Data to use:
###
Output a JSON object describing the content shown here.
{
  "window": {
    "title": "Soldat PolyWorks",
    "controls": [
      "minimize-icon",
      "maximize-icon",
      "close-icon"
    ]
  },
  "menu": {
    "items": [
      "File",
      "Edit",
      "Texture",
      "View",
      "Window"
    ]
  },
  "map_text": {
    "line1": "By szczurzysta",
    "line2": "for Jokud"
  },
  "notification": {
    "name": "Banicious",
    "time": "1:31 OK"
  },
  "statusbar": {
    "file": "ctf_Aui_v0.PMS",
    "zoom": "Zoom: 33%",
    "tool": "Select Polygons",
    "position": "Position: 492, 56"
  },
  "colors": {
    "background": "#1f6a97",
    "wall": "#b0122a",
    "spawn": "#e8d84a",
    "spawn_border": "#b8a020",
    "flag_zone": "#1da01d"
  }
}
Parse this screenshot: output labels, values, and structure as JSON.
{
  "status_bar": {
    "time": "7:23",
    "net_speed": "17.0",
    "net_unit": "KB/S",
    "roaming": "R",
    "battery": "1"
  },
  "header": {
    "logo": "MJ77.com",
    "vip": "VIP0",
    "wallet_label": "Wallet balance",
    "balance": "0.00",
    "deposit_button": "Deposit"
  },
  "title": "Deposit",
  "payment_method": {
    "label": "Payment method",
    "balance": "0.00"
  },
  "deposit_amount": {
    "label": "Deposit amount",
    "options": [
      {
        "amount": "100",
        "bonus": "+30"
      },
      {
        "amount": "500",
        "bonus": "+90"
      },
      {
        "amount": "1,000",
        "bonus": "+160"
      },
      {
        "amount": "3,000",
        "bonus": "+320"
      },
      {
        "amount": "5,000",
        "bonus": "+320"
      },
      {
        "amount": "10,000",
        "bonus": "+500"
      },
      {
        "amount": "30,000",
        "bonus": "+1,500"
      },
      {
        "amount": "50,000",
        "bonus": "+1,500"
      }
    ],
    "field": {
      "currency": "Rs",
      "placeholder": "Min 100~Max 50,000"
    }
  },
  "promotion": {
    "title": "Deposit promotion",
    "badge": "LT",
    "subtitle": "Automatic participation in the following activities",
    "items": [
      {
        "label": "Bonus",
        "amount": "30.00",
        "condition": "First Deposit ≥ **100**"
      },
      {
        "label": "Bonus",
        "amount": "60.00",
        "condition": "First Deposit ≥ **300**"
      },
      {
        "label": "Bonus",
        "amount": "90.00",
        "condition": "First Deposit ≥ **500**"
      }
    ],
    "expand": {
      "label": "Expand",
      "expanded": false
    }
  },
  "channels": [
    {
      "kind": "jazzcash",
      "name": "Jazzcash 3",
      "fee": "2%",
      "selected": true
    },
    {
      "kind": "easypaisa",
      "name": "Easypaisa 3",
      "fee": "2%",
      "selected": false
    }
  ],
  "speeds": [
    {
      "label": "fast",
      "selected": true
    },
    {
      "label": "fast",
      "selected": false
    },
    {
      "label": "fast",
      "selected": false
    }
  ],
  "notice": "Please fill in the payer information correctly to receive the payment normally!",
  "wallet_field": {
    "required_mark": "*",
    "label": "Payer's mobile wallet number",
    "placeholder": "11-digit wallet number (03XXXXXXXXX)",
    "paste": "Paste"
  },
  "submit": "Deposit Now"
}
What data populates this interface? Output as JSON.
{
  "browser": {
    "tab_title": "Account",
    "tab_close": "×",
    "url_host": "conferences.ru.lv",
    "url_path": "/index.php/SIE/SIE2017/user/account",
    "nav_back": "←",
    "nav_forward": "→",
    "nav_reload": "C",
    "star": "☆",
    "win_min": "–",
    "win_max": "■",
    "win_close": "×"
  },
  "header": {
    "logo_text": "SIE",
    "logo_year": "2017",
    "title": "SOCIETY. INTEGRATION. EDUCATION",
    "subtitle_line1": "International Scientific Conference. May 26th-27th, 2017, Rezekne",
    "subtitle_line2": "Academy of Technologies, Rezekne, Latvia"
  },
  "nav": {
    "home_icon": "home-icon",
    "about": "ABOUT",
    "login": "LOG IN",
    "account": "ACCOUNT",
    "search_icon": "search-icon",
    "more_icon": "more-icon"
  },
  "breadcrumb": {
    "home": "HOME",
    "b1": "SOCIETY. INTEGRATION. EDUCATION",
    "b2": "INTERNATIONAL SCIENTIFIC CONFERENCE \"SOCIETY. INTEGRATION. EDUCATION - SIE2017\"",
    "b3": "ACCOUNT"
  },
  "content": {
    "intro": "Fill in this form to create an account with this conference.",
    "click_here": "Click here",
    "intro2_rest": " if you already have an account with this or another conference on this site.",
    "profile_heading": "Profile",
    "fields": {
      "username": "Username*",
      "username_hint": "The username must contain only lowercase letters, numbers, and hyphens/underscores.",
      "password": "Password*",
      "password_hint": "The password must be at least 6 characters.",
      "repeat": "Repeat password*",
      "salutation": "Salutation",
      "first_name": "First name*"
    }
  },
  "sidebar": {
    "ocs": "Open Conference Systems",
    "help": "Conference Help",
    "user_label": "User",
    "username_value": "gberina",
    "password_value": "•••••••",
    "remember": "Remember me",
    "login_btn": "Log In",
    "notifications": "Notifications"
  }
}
###
Copy out each record, keeping every word as it is.

Output a JSON object describing the content shown here.
{
  "window": {
    "title": "Soldat PolyWorks",
    "controls": [
      "minimize-icon",
      "maximize-icon",
      "close-icon"
    ]
  },
  "menu": {
    "items": [
      "File",
      "Edit",
      "Texture",
      "View",
      "Window"
    ]
  },
  "map_text": {
    "line1": "By szczurzysta",
    "line2": "for Jokud"
  },
  "notification": {
    "name": "Banicious",
    "time": "1:31 OK"
  },
  "statusbar": {
    "file": "ctf_Aui_v0.PMS",
    "zoom": "Zoom: 33%",
    "tool": "Select Polygons",
    "position": "Position: 492, 56"
  },
  "colors": {
    "background": "#1f6a97",
    "wall": "#b0122a",
    "spawn": "#e8d84a",
    "spawn_border": "#b8a020",
    "flag_zone": "#1da01d"
  }
}
Parse this screenshot: output labels, values, and structure as JSON.
{
  "status_bar": {
    "time": "7:23",
    "net_speed": "17.0",
    "net_unit": "KB/S",
    "roaming": "R",
    "battery": "1"
  },
  "header": {
    "logo": "MJ77.com",
    "vip": "VIP0",
    "wallet_label": "Wallet balance",
    "balance": "0.00",
    "deposit_button": "Deposit"
  },
  "title": "Deposit",
  "payment_method": {
    "label": "Payment method",
    "balance": "0.00"
  },
  "deposit_amount": {
    "label": "Deposit amount",
    "options": [
      {
        "amount": "100",
        "bonus": "+30"
      },
      {
        "amount": "500",
        "bonus": "+90"
      },
      {
        "amount": "1,000",
        "bonus": "+160"
      },
      {
        "amount": "3,000",
        "bonus": "+320"
      },
      {
        "amount": "5,000",
        "bonus": "+320"
      },
      {
        "amount": "10,000",
        "bonus": "+500"
      },
      {
        "amount": "30,000",
        "bonus": "+1,500"
      },
      {
        "amount": "50,000",
        "bonus": "+1,500"
      }
    ],
    "field": {
      "currency": "Rs",
      "placeholder": "Min 100~Max 50,000"
    }
  },
  "promotion": {
    "title": "Deposit promotion",
    "badge": "LT",
    "subtitle": "Automatic participation in the following activities",
    "items": [
      {
        "label": "Bonus",
        "amount": "30.00",
        "condition": "First Deposit ≥ **100**"
      },
      {
        "label": "Bonus",
        "amount": "60.00",
        "condition": "First Deposit ≥ **300**"
      },
      {
        "label": "Bonus",
        "amount": "90.00",
        "condition": "First Deposit ≥ **500**"
      }
    ],
    "expand": {
      "label": "Expand",
      "expanded": false
    }
  },
  "channels": [
    {
      "kind": "jazzcash",
      "name": "Jazzcash 3",
      "fee": "2%",
      "selected": true
    },
    {
      "kind": "easypaisa",
      "name": "Easypaisa 3",
      "fee": "2%",
      "selected": false
    }
  ],
  "speeds": [
    {
      "label": "fast",
      "selected": true
    },
    {
      "label": "fast",
      "selected": false
    },
    {
      "label": "fast",
      "selected": false
    }
  ],
  "notice": "Please fill in the payer information correctly to receive the payment normally!",
  "wallet_field": {
    "required_mark": "*",
    "label": "Payer's mobile wallet number",
    "placeholder": "11-digit wallet number (03XXXXXXXXX)",
    "paste": "Paste"
  },
  "submit": "Deposit Now"
}
What data populates this interface? Output as JSON.
{
  "browser": {
    "tab_title": "Account",
    "tab_close": "×",
    "url_host": "conferences.ru.lv",
    "url_path": "/index.php/SIE/SIE2017/user/account",
    "nav_back": "←",
    "nav_forward": "→",
    "nav_reload": "C",
    "star": "☆",
    "win_min": "–",
    "win_max": "■",
    "win_close": "×"
  },
  "header": {
    "logo_text": "SIE",
    "logo_year": "2017",
    "title": "SOCIETY. INTEGRATION. EDUCATION",
    "subtitle_line1": "International Scientific Conference. May 26th-27th, 2017, Rezekne",
    "subtitle_line2": "Academy of Technologies, Rezekne, Latvia"
  },
  "nav": {
    "home_icon": "home-icon",
    "about": "ABOUT",
    "login": "LOG IN",
    "account": "ACCOUNT",
    "search_icon": "search-icon",
    "more_icon": "more-icon"
  },
  "breadcrumb": {
    "home": "HOME",
    "b1": "SOCIETY. INTEGRATION. EDUCATION",
    "b2": "INTERNATIONAL SCIENTIFIC CONFERENCE \"SOCIETY. INTEGRATION. EDUCATION - SIE2017\"",
    "b3": "ACCOUNT"
  },
  "content": {
    "intro": "Fill in this form to create an account with this conference.",
    "click_here": "Click here",
    "intro2_rest": " if you already have an account with this or another conference on this site.",
    "profile_heading": "Profile",
    "fields": {
      "username": "Username*",
      "username_hint": "The username must contain only lowercase letters, numbers, and hyphens/underscores.",
      "password": "Password*",
      "password_hint": "The password must be at least 6 characters.",
      "repeat": "Repeat password*",
      "salutation": "Salutation",
      "first_name": "First name*"
    }
  },
  "sidebar": {
    "ocs": "Open Conference Systems",
    "help": "Conference Help",
    "user_label": "User",
    "username_value": "gberina",
    "password_value": "•••••••",
    "remember": "Remember me",
    "login_btn": "Log In",
    "notifications": "Notifications"
  }
}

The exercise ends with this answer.